### [TASK INSTRUCTIONS]
Gather up every line from the entries below that uses the word "exceeding".

Figure content listings
******************************

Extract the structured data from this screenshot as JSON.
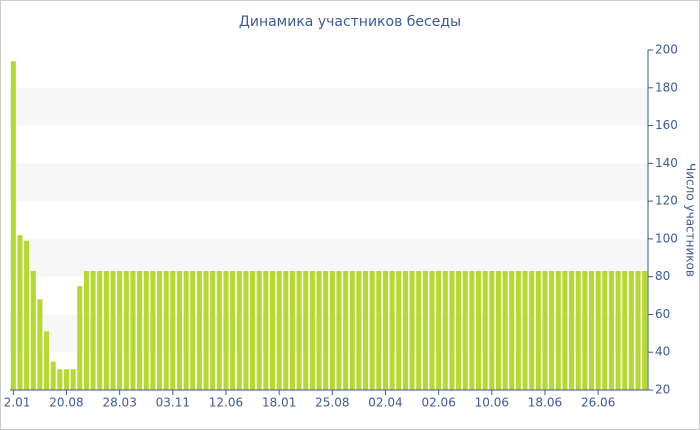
{
  "chart_data": {
    "type": "bar",
    "title": "Динамика участников беседы",
    "y_label": "Число участников",
    "categories": [
      "2.01",
      null,
      null,
      null,
      null,
      null,
      null,
      null,
      "20.08",
      null,
      null,
      null,
      null,
      null,
      null,
      null,
      "28.03",
      null,
      null,
      null,
      null,
      null,
      null,
      null,
      "03.11",
      null,
      null,
      null,
      null,
      null,
      null,
      null,
      "12.06",
      null,
      null,
      null,
      null,
      null,
      null,
      null,
      "18.01",
      null,
      null,
      null,
      null,
      null,
      null,
      null,
      "25.08",
      null,
      null,
      null,
      null,
      null,
      null,
      null,
      "02.04",
      null,
      null,
      null,
      null,
      null,
      null,
      null,
      "02.06",
      null,
      null,
      null,
      null,
      null,
      null,
      null,
      "10.06",
      null,
      null,
      null,
      null,
      null,
      null,
      null,
      "18.06",
      null,
      null,
      null,
      null,
      null,
      null,
      null,
      "26.06",
      null,
      null,
      null,
      null,
      null,
      null,
      null
    ],
    "values": [
      194,
      102,
      99,
      83,
      68,
      51,
      35,
      31,
      31,
      31,
      75,
      83,
      83,
      83,
      83,
      83,
      83,
      83,
      83,
      83,
      83,
      83,
      83,
      83,
      83,
      83,
      83,
      83,
      83,
      83,
      83,
      83,
      83,
      83,
      83,
      83,
      83,
      83,
      83,
      83,
      83,
      83,
      83,
      83,
      83,
      83,
      83,
      83,
      83,
      83,
      83,
      83,
      83,
      83,
      83,
      83,
      83,
      83,
      83,
      83,
      83,
      83,
      83,
      83,
      83,
      83,
      83,
      83,
      83,
      83,
      83,
      83,
      83,
      83,
      83,
      83,
      83,
      83,
      83,
      83,
      83,
      83,
      83,
      83,
      83,
      83,
      83,
      83,
      83,
      83,
      83,
      83,
      83,
      83,
      83,
      83
    ],
    "color": "#b5d930",
    "ylim": [
      20,
      200
    ],
    "yticks": [
      20,
      40,
      60,
      80,
      100,
      120,
      140,
      160,
      180,
      200
    ],
    "grid": "bands",
    "y_axis_side": "right"
  }
}
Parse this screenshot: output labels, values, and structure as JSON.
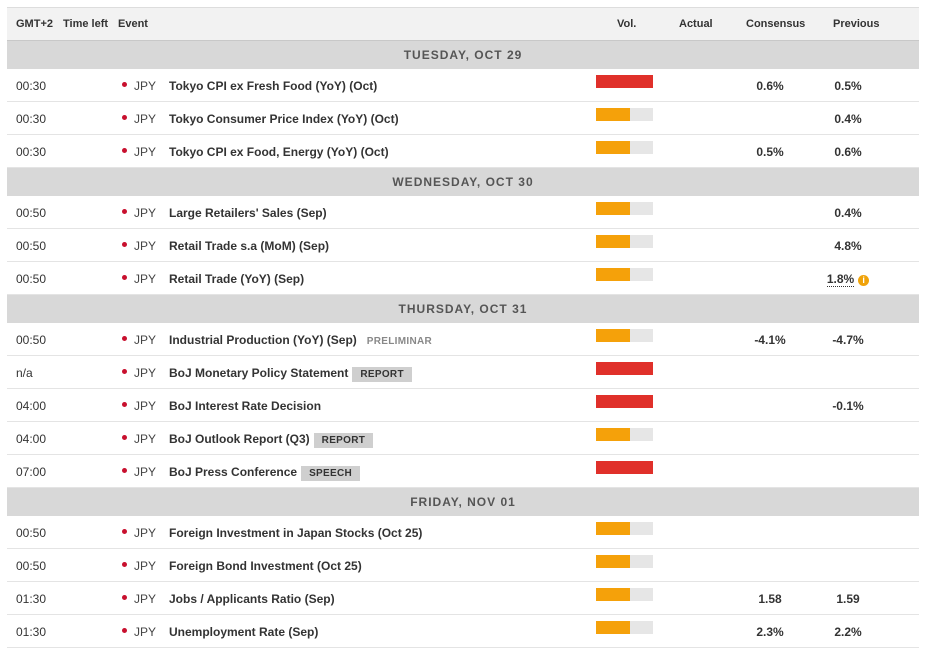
{
  "header": {
    "tz": "GMT+2",
    "time_left": "Time left",
    "event": "Event",
    "vol": "Vol.",
    "actual": "Actual",
    "consensus": "Consensus",
    "previous": "Previous"
  },
  "colors": {
    "high": "#e0302a",
    "medium": "#f5a10a"
  },
  "groups": [
    {
      "day": "TUESDAY, OCT 29",
      "rows": [
        {
          "time": "00:30",
          "currency": "JPY",
          "event": "Tokyo CPI ex Fresh Food (YoY) (Oct)",
          "tag": "",
          "vol": "high",
          "actual": "",
          "consensus": "0.6%",
          "previous": "0.5%",
          "revised": false
        },
        {
          "time": "00:30",
          "currency": "JPY",
          "event": "Tokyo Consumer Price Index (YoY) (Oct)",
          "tag": "",
          "vol": "medium",
          "actual": "",
          "consensus": "",
          "previous": "0.4%",
          "revised": false
        },
        {
          "time": "00:30",
          "currency": "JPY",
          "event": "Tokyo CPI ex Food, Energy (YoY) (Oct)",
          "tag": "",
          "vol": "medium",
          "actual": "",
          "consensus": "0.5%",
          "previous": "0.6%",
          "revised": false
        }
      ]
    },
    {
      "day": "WEDNESDAY, OCT 30",
      "rows": [
        {
          "time": "00:50",
          "currency": "JPY",
          "event": "Large Retailers' Sales (Sep)",
          "tag": "",
          "vol": "medium",
          "actual": "",
          "consensus": "",
          "previous": "0.4%",
          "revised": false
        },
        {
          "time": "00:50",
          "currency": "JPY",
          "event": "Retail Trade s.a (MoM) (Sep)",
          "tag": "",
          "vol": "medium",
          "actual": "",
          "consensus": "",
          "previous": "4.8%",
          "revised": false
        },
        {
          "time": "00:50",
          "currency": "JPY",
          "event": "Retail Trade (YoY) (Sep)",
          "tag": "",
          "vol": "medium",
          "actual": "",
          "consensus": "",
          "previous": "1.8%",
          "revised": true
        }
      ]
    },
    {
      "day": "THURSDAY, OCT 31",
      "rows": [
        {
          "time": "00:50",
          "currency": "JPY",
          "event": "Industrial Production (YoY) (Sep)",
          "tag": "PRELIMINAR",
          "tag_style": "plain",
          "vol": "medium",
          "actual": "",
          "consensus": "-4.1%",
          "previous": "-4.7%",
          "revised": false
        },
        {
          "time": "n/a",
          "currency": "JPY",
          "event": "BoJ Monetary Policy Statement",
          "tag": "REPORT",
          "vol": "high",
          "actual": "",
          "consensus": "",
          "previous": "",
          "revised": false
        },
        {
          "time": "04:00",
          "currency": "JPY",
          "event": "BoJ Interest Rate Decision",
          "tag": "",
          "vol": "high",
          "actual": "",
          "consensus": "",
          "previous": "-0.1%",
          "revised": false
        },
        {
          "time": "04:00",
          "currency": "JPY",
          "event": "BoJ Outlook Report (Q3)",
          "tag": "REPORT",
          "vol": "medium",
          "actual": "",
          "consensus": "",
          "previous": "",
          "revised": false
        },
        {
          "time": "07:00",
          "currency": "JPY",
          "event": "BoJ Press Conference",
          "tag": "SPEECH",
          "vol": "high",
          "actual": "",
          "consensus": "",
          "previous": "",
          "revised": false
        }
      ]
    },
    {
      "day": "FRIDAY, NOV 01",
      "rows": [
        {
          "time": "00:50",
          "currency": "JPY",
          "event": "Foreign Investment in Japan Stocks (Oct 25)",
          "tag": "",
          "vol": "medium",
          "actual": "",
          "consensus": "",
          "previous": "",
          "revised": false
        },
        {
          "time": "00:50",
          "currency": "JPY",
          "event": "Foreign Bond Investment (Oct 25)",
          "tag": "",
          "vol": "medium",
          "actual": "",
          "consensus": "",
          "previous": "",
          "revised": false
        },
        {
          "time": "01:30",
          "currency": "JPY",
          "event": "Jobs / Applicants Ratio (Sep)",
          "tag": "",
          "vol": "medium",
          "actual": "",
          "consensus": "1.58",
          "previous": "1.59",
          "revised": false
        },
        {
          "time": "01:30",
          "currency": "JPY",
          "event": "Unemployment Rate (Sep)",
          "tag": "",
          "vol": "medium",
          "actual": "",
          "consensus": "2.3%",
          "previous": "2.2%",
          "revised": false
        }
      ]
    }
  ]
}
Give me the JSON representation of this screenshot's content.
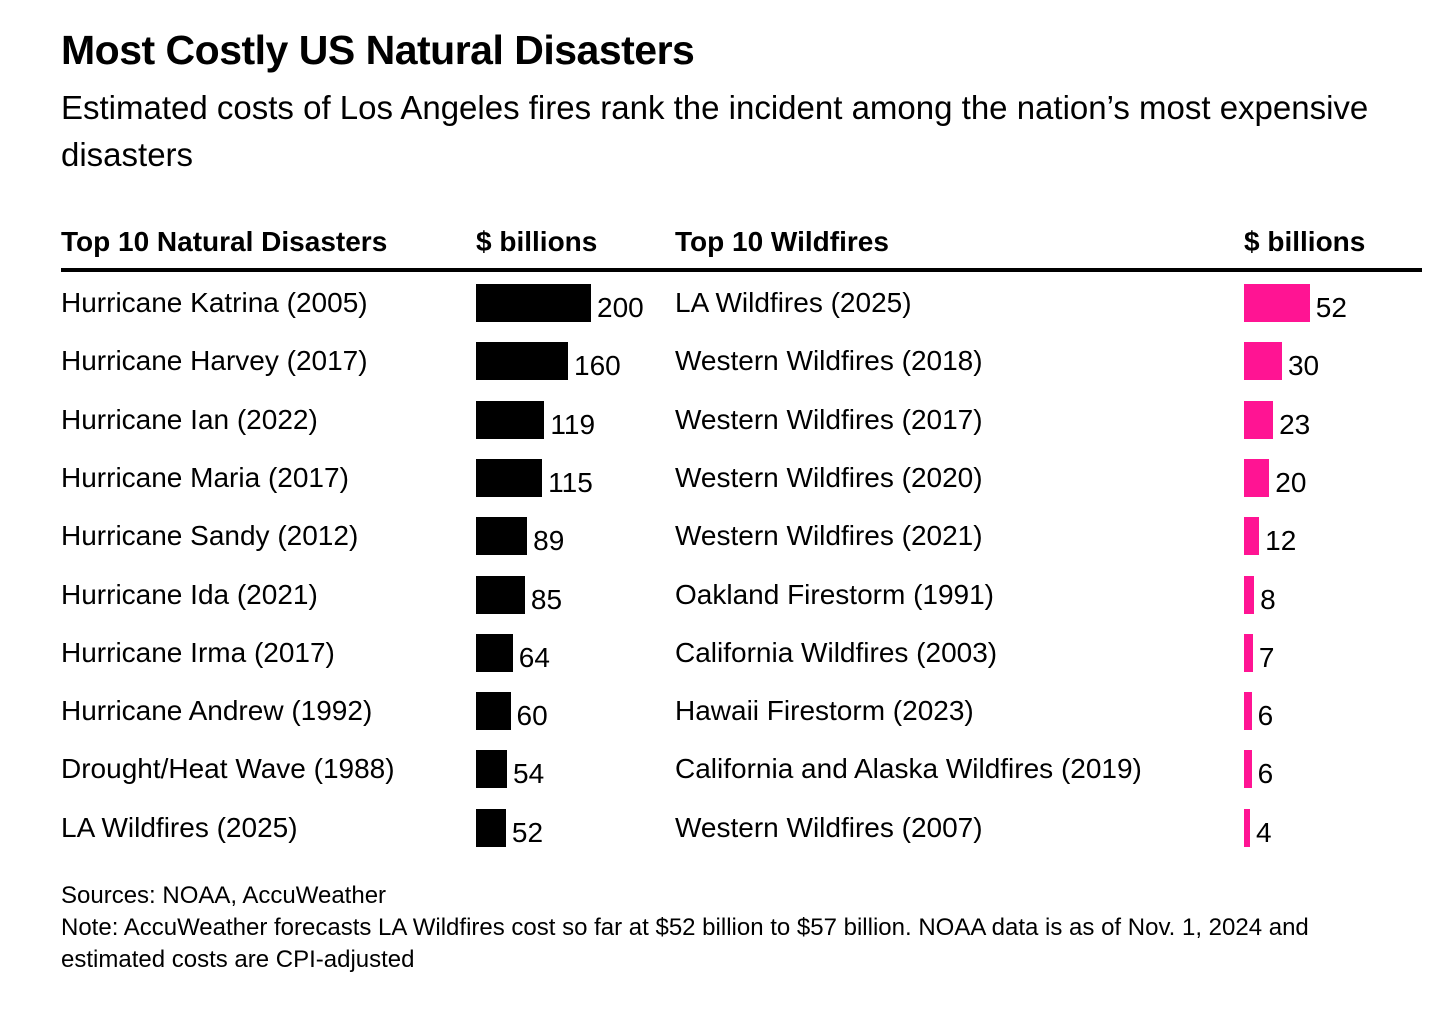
{
  "title": "Most Costly US Natural Disasters",
  "subtitle": "Estimated costs of Los Angeles fires rank the incident among the nation’s most expensive disasters",
  "colors": {
    "disasters_bar": "#000000",
    "wildfires_bar": "#ff1493",
    "rule": "#000000"
  },
  "chart_data": [
    {
      "type": "bar",
      "orientation": "horizontal",
      "title": "Top 10 Natural Disasters",
      "value_header": "$ billions",
      "categories": [
        "Hurricane Katrina (2005)",
        "Hurricane Harvey (2017)",
        "Hurricane Ian (2022)",
        "Hurricane Maria (2017)",
        "Hurricane Sandy (2012)",
        "Hurricane Ida (2021)",
        "Hurricane Irma (2017)",
        "Hurricane Andrew (1992)",
        "Drought/Heat Wave (1988)",
        "LA Wildfires (2025)"
      ],
      "values": [
        200,
        160,
        119,
        115,
        89,
        85,
        64,
        60,
        54,
        52
      ],
      "color": "#000000"
    },
    {
      "type": "bar",
      "orientation": "horizontal",
      "title": "Top 10 Wildfires",
      "value_header": "$ billions",
      "categories": [
        "LA Wildfires (2025)",
        "Western Wildfires (2018)",
        "Western Wildfires (2017)",
        "Western Wildfires (2020)",
        "Western Wildfires (2021)",
        "Oakland Firestorm (1991)",
        "California Wildfires (2003)",
        "Hawaii Firestorm (2023)",
        "California and Alaska Wildfires (2019)",
        "Western Wildfires (2007)"
      ],
      "values": [
        52,
        30,
        23,
        20,
        12,
        8,
        7,
        6,
        6,
        4
      ],
      "color": "#ff1493"
    }
  ],
  "footer": {
    "sources": "Sources: NOAA, AccuWeather",
    "note": "Note: AccuWeather forecasts LA Wildfires cost so far at $52 billion to $57 billion. NOAA data is as of Nov. 1, 2024 and estimated costs are CPI-adjusted"
  }
}
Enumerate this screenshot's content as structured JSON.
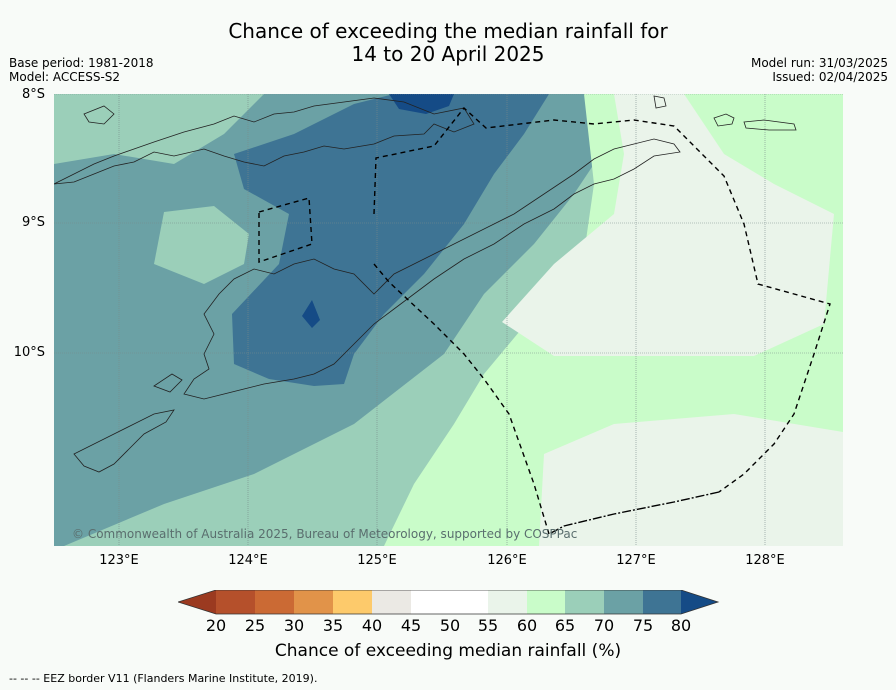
{
  "header": {
    "title_line1": "Chance of exceeding the median rainfall for",
    "title_line2": "14 to 20 April 2025",
    "base_period": "Base period: 1981-2018",
    "model": "Model: ACCESS-S2",
    "model_run": "Model run: 31/03/2025",
    "issued": "Issued: 02/04/2025"
  },
  "map": {
    "lat_labels": [
      "8°S",
      "9°S",
      "10°S"
    ],
    "lon_labels": [
      "123°E",
      "124°E",
      "125°E",
      "126°E",
      "127°E",
      "128°E"
    ],
    "credit": "© Commonwealth of Australia 2025, Bureau of Meteorology, supported by COSPPac"
  },
  "colorbar": {
    "ticks": [
      "20",
      "25",
      "30",
      "35",
      "40",
      "45",
      "50",
      "55",
      "60",
      "65",
      "70",
      "75",
      "80"
    ],
    "colors": [
      "#9b3a20",
      "#b5502b",
      "#cb6a34",
      "#e19349",
      "#fdca6b",
      "#ebe9e4",
      "#ffffff",
      "#ffffff",
      "#eaf4ea",
      "#c9fcc9",
      "#9bcfb9",
      "#6ba1a5",
      "#3e7494",
      "#154b86"
    ],
    "label": "Chance of exceeding median rainfall (%)"
  },
  "footnote": "--  --  -- EEZ border V11 (Flanders Marine Institute, 2019)."
}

******************************

### [TASK RESPONSE]
    "title_line1": "Chance of exceeding the median rainfall for",
    "label": "Chance of exceeding median rainfall (%)"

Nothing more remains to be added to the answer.